Aim ::
Restate the entire listing word for word.

Supplied material ::
— start —

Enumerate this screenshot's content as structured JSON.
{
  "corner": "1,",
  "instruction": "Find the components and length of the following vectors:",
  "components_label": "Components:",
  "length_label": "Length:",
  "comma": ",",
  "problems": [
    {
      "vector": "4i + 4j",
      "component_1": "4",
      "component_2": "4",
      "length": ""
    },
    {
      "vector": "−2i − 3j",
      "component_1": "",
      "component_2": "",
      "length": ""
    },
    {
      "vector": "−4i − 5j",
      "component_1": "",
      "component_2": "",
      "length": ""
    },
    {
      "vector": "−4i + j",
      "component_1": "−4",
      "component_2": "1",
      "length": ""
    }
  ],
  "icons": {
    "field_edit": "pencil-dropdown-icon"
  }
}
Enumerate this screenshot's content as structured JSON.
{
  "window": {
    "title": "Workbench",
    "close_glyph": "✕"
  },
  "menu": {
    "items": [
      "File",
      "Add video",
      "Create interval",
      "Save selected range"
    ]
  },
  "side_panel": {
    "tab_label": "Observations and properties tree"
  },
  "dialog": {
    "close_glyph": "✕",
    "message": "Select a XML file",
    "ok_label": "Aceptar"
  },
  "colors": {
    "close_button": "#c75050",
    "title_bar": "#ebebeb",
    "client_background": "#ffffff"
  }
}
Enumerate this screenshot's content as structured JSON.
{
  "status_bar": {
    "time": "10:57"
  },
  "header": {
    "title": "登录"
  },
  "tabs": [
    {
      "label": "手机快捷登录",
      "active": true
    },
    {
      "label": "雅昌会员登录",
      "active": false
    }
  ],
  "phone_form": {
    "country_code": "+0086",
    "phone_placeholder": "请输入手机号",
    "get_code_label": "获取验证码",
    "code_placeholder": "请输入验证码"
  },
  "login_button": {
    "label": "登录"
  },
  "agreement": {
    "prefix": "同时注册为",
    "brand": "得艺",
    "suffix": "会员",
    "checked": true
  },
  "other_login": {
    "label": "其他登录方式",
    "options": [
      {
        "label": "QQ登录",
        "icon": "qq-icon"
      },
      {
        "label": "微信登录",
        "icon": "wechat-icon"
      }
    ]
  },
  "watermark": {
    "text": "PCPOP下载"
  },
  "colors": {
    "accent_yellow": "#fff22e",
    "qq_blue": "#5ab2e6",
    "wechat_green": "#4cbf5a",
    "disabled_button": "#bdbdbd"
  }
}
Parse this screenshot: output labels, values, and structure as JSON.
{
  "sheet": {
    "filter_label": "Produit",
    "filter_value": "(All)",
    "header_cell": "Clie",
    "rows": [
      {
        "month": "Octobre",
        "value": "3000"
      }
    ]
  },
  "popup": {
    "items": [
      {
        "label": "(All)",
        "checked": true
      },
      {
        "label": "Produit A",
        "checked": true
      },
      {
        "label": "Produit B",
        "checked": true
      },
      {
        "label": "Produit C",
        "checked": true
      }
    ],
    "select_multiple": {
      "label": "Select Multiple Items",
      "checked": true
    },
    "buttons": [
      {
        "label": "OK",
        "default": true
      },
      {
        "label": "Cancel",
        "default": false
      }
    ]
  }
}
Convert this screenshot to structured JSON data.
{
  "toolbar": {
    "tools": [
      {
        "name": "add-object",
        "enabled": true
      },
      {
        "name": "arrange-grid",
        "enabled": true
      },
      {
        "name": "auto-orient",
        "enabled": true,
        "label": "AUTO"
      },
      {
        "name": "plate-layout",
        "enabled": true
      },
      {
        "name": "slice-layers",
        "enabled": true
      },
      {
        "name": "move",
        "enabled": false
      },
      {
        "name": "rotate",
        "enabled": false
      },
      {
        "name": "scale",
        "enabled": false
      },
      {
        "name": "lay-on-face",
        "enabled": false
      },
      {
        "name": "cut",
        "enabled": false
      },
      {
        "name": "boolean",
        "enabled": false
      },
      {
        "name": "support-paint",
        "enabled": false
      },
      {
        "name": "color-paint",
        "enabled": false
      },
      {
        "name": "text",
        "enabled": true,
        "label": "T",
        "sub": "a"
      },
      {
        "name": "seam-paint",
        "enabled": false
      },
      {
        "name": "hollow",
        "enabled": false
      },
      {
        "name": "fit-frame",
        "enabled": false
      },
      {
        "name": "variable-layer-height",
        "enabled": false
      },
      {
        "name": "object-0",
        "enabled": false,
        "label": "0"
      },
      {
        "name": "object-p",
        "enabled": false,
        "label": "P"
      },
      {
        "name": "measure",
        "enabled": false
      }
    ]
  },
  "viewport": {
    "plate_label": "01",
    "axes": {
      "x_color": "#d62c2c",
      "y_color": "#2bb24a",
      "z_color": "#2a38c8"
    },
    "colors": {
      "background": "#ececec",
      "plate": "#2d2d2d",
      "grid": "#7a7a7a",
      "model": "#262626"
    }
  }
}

— end —

Solution for this task ::
Enumerate this screenshot's content as structured JSON.
{
  "corner": "1,",
  "instruction": "Find the components and length of the following vectors:",
  "components_label": "Components:",
  "length_label": "Length:",
  "comma": ",",
  "problems": [
    {
      "vector": "4i + 4j",
      "component_1": "4",
      "component_2": "4",
      "length": ""
    },
    {
      "vector": "−2i − 3j",
      "component_1": "",
      "component_2": "",
      "length": ""
    },
    {
      "vector": "−4i − 5j",
      "component_1": "",
      "component_2": "",
      "length": ""
    },
    {
      "vector": "−4i + j",
      "component_1": "−4",
      "component_2": "1",
      "length": ""
    }
  ],
  "icons": {
    "field_edit": "pencil-dropdown-icon"
  }
}
Enumerate this screenshot's content as structured JSON.
{
  "window": {
    "title": "Workbench",
    "close_glyph": "✕"
  },
  "menu": {
    "items": [
      "File",
      "Add video",
      "Create interval",
      "Save selected range"
    ]
  },
  "side_panel": {
    "tab_label": "Observations and properties tree"
  },
  "dialog": {
    "close_glyph": "✕",
    "message": "Select a XML file",
    "ok_label": "Aceptar"
  },
  "colors": {
    "close_button": "#c75050",
    "title_bar": "#ebebeb",
    "client_background": "#ffffff"
  }
}
Enumerate this screenshot's content as structured JSON.
{
  "status_bar": {
    "time": "10:57"
  },
  "header": {
    "title": "登录"
  },
  "tabs": [
    {
      "label": "手机快捷登录",
      "active": true
    },
    {
      "label": "雅昌会员登录",
      "active": false
    }
  ],
  "phone_form": {
    "country_code": "+0086",
    "phone_placeholder": "请输入手机号",
    "get_code_label": "获取验证码",
    "code_placeholder": "请输入验证码"
  },
  "login_button": {
    "label": "登录"
  },
  "agreement": {
    "prefix": "同时注册为",
    "brand": "得艺",
    "suffix": "会员",
    "checked": true
  },
  "other_login": {
    "label": "其他登录方式",
    "options": [
      {
        "label": "QQ登录",
        "icon": "qq-icon"
      },
      {
        "label": "微信登录",
        "icon": "wechat-icon"
      }
    ]
  },
  "watermark": {
    "text": "PCPOP下载"
  },
  "colors": {
    "accent_yellow": "#fff22e",
    "qq_blue": "#5ab2e6",
    "wechat_green": "#4cbf5a",
    "disabled_button": "#bdbdbd"
  }
}
Parse this screenshot: output labels, values, and structure as JSON.
{
  "sheet": {
    "filter_label": "Produit",
    "filter_value": "(All)",
    "header_cell": "Clie",
    "rows": [
      {
        "month": "Octobre",
        "value": "3000"
      }
    ]
  },
  "popup": {
    "items": [
      {
        "label": "(All)",
        "checked": true
      },
      {
        "label": "Produit A",
        "checked": true
      },
      {
        "label": "Produit B",
        "checked": true
      },
      {
        "label": "Produit C",
        "checked": true
      }
    ],
    "select_multiple": {
      "label": "Select Multiple Items",
      "checked": true
    },
    "buttons": [
      {
        "label": "OK",
        "default": true
      },
      {
        "label": "Cancel",
        "default": false
      }
    ]
  }
}
Convert this screenshot to structured JSON data.
{
  "toolbar": {
    "tools": [
      {
        "name": "add-object",
        "enabled": true
      },
      {
        "name": "arrange-grid",
        "enabled": true
      },
      {
        "name": "auto-orient",
        "enabled": true,
        "label": "AUTO"
      },
      {
        "name": "plate-layout",
        "enabled": true
      },
      {
        "name": "slice-layers",
        "enabled": true
      },
      {
        "name": "move",
        "enabled": false
      },
      {
        "name": "rotate",
        "enabled": false
      },
      {
        "name": "scale",
        "enabled": false
      },
      {
        "name": "lay-on-face",
        "enabled": false
      },
      {
        "name": "cut",
        "enabled": false
      },
      {
        "name": "boolean",
        "enabled": false
      },
      {
        "name": "support-paint",
        "enabled": false
      },
      {
        "name": "color-paint",
        "enabled": false
      },
      {
        "name": "text",
        "enabled": true,
        "label": "T",
        "sub": "a"
      },
      {
        "name": "seam-paint",
        "enabled": false
      },
      {
        "name": "hollow",
        "enabled": false
      },
      {
        "name": "fit-frame",
        "enabled": false
      },
      {
        "name": "variable-layer-height",
        "enabled": false
      },
      {
        "name": "object-0",
        "enabled": false,
        "label": "0"
      },
      {
        "name": "object-p",
        "enabled": false,
        "label": "P"
      },
      {
        "name": "measure",
        "enabled": false
      }
    ]
  },
  "viewport": {
    "plate_label": "01",
    "axes": {
      "x_color": "#d62c2c",
      "y_color": "#2bb24a",
      "z_color": "#2a38c8"
    },
    "colors": {
      "background": "#ececec",
      "plate": "#2d2d2d",
      "grid": "#7a7a7a",
      "model": "#262626"
    }
  }
}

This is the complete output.